(Stored data)

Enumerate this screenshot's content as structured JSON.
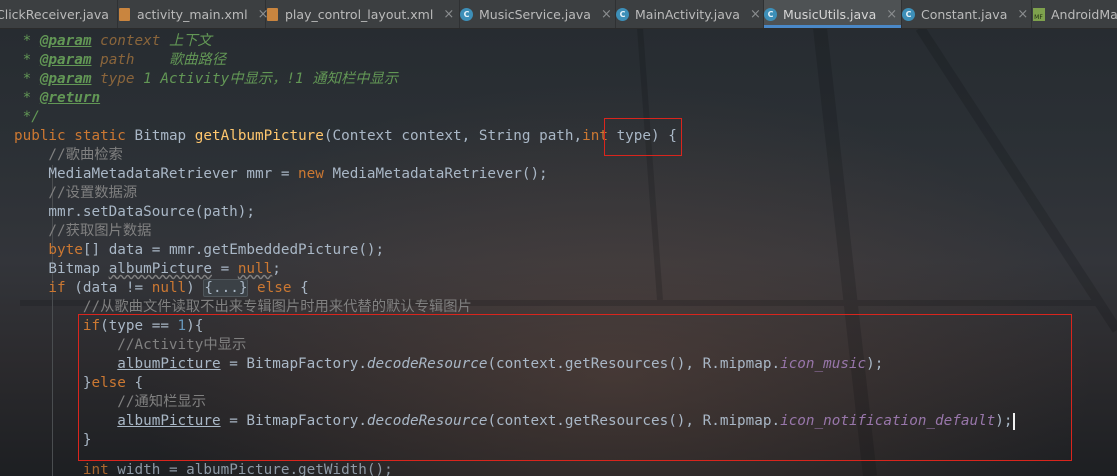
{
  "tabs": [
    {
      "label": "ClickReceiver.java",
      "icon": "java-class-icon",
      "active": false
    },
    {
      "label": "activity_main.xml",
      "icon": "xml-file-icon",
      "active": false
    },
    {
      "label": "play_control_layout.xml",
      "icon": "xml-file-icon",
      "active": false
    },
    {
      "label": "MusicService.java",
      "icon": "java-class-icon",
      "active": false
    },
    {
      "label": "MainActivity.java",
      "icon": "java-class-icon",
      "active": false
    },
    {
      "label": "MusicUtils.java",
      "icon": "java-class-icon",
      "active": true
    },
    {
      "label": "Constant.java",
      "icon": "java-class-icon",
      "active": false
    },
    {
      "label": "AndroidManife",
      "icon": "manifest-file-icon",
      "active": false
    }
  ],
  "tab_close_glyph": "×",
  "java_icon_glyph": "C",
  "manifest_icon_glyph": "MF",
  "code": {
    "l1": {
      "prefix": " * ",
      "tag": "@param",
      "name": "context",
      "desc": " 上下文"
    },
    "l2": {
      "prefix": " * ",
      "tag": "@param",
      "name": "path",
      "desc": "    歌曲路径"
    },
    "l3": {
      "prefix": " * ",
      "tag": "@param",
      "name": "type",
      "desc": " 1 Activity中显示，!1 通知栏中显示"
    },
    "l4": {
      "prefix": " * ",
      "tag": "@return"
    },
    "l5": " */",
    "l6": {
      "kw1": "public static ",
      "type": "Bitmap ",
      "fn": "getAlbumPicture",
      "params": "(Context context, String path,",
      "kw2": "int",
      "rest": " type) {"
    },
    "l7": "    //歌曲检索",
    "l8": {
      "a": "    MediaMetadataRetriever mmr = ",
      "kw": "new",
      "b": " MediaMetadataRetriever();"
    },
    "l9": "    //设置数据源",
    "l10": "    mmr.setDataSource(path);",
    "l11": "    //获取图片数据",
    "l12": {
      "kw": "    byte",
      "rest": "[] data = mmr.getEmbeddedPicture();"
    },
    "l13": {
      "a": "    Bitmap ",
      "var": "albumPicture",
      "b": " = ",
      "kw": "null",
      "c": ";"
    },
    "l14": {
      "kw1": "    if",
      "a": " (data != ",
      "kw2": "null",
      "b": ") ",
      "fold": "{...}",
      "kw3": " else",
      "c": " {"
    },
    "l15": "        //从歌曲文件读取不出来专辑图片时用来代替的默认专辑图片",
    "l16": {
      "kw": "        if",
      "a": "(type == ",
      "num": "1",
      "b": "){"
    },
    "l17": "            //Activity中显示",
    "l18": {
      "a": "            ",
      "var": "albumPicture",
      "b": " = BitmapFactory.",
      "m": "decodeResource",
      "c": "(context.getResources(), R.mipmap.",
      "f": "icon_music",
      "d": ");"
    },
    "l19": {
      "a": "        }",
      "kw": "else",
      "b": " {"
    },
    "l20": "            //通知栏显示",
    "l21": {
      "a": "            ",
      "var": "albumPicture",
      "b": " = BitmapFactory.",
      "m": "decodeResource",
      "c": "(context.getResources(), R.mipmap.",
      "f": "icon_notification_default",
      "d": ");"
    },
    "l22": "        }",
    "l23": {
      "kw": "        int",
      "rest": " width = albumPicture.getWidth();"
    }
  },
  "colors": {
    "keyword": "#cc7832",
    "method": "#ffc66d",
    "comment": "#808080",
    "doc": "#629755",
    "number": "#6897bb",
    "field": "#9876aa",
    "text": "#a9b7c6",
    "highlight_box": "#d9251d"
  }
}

...

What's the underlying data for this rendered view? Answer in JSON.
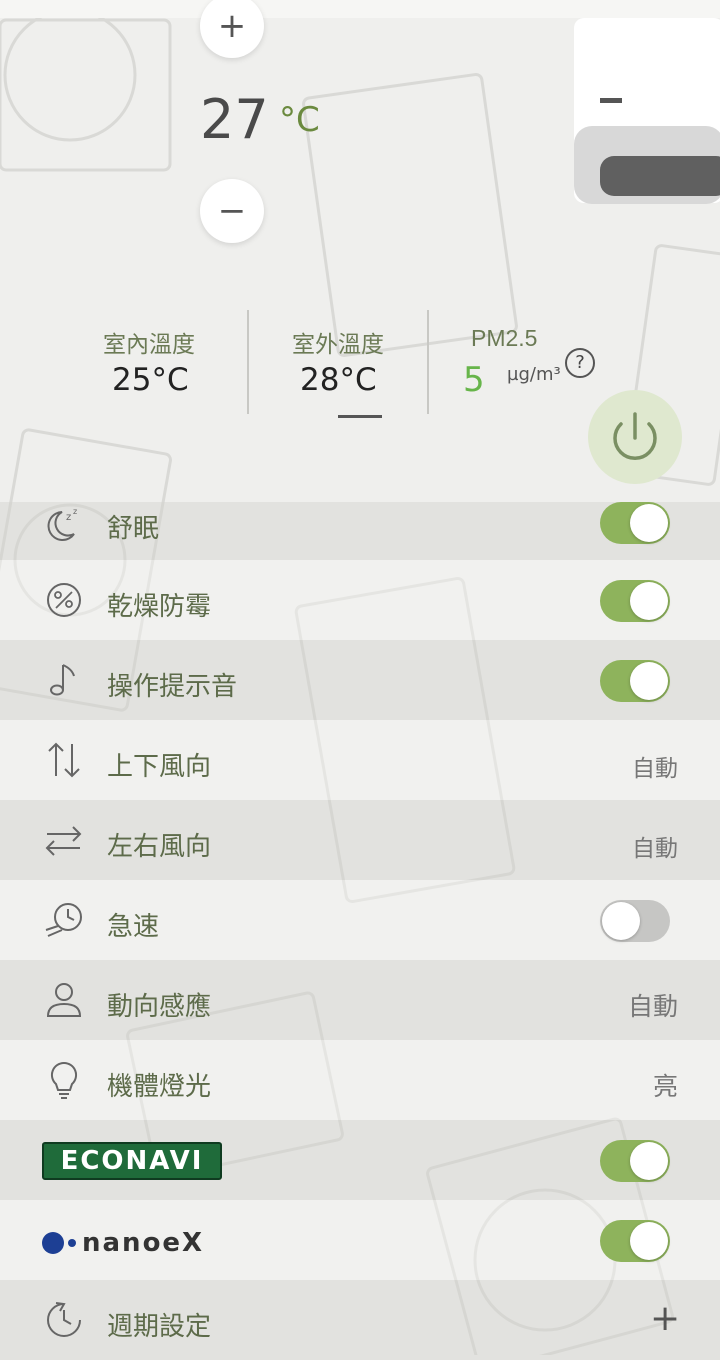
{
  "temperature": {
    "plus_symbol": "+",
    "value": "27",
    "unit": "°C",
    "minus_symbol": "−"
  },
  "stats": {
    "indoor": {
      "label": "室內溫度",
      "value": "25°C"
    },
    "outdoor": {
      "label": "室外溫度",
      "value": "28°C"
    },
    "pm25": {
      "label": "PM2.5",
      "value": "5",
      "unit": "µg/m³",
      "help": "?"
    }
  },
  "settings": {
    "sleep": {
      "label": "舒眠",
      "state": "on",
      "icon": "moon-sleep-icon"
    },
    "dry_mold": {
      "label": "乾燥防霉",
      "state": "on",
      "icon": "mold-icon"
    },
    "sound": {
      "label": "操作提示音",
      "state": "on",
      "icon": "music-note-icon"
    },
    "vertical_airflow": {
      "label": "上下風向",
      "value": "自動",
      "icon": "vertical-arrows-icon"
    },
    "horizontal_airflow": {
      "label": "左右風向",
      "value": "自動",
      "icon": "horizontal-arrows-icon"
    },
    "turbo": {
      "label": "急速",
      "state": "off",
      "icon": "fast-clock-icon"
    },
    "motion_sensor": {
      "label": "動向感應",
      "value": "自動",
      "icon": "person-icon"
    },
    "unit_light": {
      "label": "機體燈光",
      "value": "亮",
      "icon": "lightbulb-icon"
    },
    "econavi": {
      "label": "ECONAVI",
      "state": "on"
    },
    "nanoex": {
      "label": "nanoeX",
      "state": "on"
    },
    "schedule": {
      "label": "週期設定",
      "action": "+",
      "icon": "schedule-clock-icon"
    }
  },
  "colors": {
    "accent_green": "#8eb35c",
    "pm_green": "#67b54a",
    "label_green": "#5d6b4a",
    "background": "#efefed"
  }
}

Work to complete: Copy every line in the listing above where the string "arrows" turns up.

Worked solution:
      "icon": "vertical-arrows-icon"
      "icon": "horizontal-arrows-icon"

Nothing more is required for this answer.